→ **Task 1**:
Repeat word for word the part of the passage on Mediterranean lives that begins at "I think I remember" and ends after "and Northern climates.".

→ **Text excerpt**:
━━━━━━━━━━━━━━━━
I think I remember reading, some time ago, that W.H. Auden had once described his ideal as being to live “a Mediterranean life in a Northern climate”. I cannot remember where I read this (it might have been in Humphrey Carpenter’s biography of the poet), and have not been able to verify it. I may have misremembered, or even invented it, but that is beside the point : it is not Auden I am concerned with here, but Mediterranean lives and Northern climates.

The phrase stuck in my mind because, at that time, (about thirty years ago), I sympathised with the sentiment, although I had never been anywhere near the Mediterranean, and my idea of what life was like there was exceptionally vague. I supposed, though, that it involved making a leisurely daily round from café to café, good food and drink in civilised quantities, with plenty of time for contemplation of beauty, both natural and man-made, and convivial conversation. (This is, I imagine, very unlike the daily life of – say – the average Greek fisherman, but – again – that is not the point : we are discussing day dreams and ideals here, not realities.)
━━━━━━━━━━━━━━━━
(Layout element annotations)
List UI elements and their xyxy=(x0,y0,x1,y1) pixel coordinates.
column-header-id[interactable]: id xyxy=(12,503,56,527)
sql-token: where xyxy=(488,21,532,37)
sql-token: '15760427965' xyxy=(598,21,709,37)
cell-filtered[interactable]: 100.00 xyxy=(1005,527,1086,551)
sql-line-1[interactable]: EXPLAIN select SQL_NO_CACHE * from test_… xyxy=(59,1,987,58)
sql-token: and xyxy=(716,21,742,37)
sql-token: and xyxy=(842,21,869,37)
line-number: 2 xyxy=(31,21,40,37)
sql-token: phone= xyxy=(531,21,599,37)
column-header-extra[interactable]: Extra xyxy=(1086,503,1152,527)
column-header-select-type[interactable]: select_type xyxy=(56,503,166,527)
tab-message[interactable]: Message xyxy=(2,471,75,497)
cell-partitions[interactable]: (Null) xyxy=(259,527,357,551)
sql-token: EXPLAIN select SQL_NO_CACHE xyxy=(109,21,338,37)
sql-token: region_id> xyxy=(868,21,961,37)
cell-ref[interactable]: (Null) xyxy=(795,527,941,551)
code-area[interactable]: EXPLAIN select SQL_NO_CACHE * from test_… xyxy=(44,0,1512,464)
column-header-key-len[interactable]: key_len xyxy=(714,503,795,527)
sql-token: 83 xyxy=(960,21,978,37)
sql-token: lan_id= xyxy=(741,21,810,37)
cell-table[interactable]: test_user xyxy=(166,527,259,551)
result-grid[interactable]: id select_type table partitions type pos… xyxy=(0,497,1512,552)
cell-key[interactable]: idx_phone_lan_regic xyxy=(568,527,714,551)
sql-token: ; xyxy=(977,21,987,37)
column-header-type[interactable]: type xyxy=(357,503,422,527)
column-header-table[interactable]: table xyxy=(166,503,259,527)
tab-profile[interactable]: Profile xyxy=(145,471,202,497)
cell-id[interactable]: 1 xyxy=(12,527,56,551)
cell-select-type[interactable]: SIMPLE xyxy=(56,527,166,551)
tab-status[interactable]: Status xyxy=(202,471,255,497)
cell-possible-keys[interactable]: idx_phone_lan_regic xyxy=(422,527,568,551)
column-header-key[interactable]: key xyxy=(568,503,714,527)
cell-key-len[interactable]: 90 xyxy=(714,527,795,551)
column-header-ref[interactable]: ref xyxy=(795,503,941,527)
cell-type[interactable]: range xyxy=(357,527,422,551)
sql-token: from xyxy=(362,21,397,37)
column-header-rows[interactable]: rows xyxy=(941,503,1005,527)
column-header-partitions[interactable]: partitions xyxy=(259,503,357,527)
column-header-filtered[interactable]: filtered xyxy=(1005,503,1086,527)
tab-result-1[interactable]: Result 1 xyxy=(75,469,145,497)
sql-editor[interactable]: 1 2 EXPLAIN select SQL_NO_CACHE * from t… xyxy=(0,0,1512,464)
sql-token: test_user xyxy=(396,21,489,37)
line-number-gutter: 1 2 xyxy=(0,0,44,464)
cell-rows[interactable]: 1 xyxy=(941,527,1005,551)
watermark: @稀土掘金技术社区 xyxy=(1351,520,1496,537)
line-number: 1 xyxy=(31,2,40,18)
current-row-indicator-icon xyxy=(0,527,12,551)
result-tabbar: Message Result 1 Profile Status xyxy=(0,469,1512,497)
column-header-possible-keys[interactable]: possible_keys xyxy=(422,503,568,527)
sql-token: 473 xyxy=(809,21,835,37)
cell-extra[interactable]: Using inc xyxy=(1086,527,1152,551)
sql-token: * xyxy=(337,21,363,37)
━━━━━━━━━━━━━━━━
→ **Task 2**:
Reproduce the rows above verbatim, beginning with the first row and stopping after the row that contains "tab-profile[interactable]: Profile xyxy=(145,471,202,497)".

→ **Correct output 1**:
I think I remember reading, some time ago, that W.H. Auden had once described his ideal as being to live “a Mediterranean life in a Northern climate”. I cannot remember where I read this (it might have been in Humphrey Carpenter’s biography of the poet), and have not been able to verify it. I may have misremembered, or even invented it, but that is beside the point : it is not Auden I am concerned with here, but Mediterranean lives and Northern climates.

→ **Correct output 2**:
List UI elements and their xyxy=(x0,y0,x1,y1) pixel coordinates.
column-header-id[interactable]: id xyxy=(12,503,56,527)
sql-token: where xyxy=(488,21,532,37)
sql-token: '15760427965' xyxy=(598,21,709,37)
cell-filtered[interactable]: 100.00 xyxy=(1005,527,1086,551)
sql-line-1[interactable]: EXPLAIN select SQL_NO_CACHE * from test_… xyxy=(59,1,987,58)
sql-token: and xyxy=(716,21,742,37)
sql-token: and xyxy=(842,21,869,37)
line-number: 2 xyxy=(31,21,40,37)
sql-token: phone= xyxy=(531,21,599,37)
column-header-extra[interactable]: Extra xyxy=(1086,503,1152,527)
column-header-select-type[interactable]: select_type xyxy=(56,503,166,527)
tab-message[interactable]: Message xyxy=(2,471,75,497)
cell-partitions[interactable]: (Null) xyxy=(259,527,357,551)
sql-token: EXPLAIN select SQL_NO_CACHE xyxy=(109,21,338,37)
sql-token: region_id> xyxy=(868,21,961,37)
cell-ref[interactable]: (Null) xyxy=(795,527,941,551)
code-area[interactable]: EXPLAIN select SQL_NO_CACHE * from test_… xyxy=(44,0,1512,464)
column-header-key-len[interactable]: key_len xyxy=(714,503,795,527)
sql-token: 83 xyxy=(960,21,978,37)
sql-token: lan_id= xyxy=(741,21,810,37)
cell-table[interactable]: test_user xyxy=(166,527,259,551)
result-grid[interactable]: id select_type table partitions type pos… xyxy=(0,497,1512,552)
cell-key[interactable]: idx_phone_lan_regic xyxy=(568,527,714,551)
sql-token: ; xyxy=(977,21,987,37)
column-header-type[interactable]: type xyxy=(357,503,422,527)
column-header-table[interactable]: table xyxy=(166,503,259,527)
tab-profile[interactable]: Profile xyxy=(145,471,202,497)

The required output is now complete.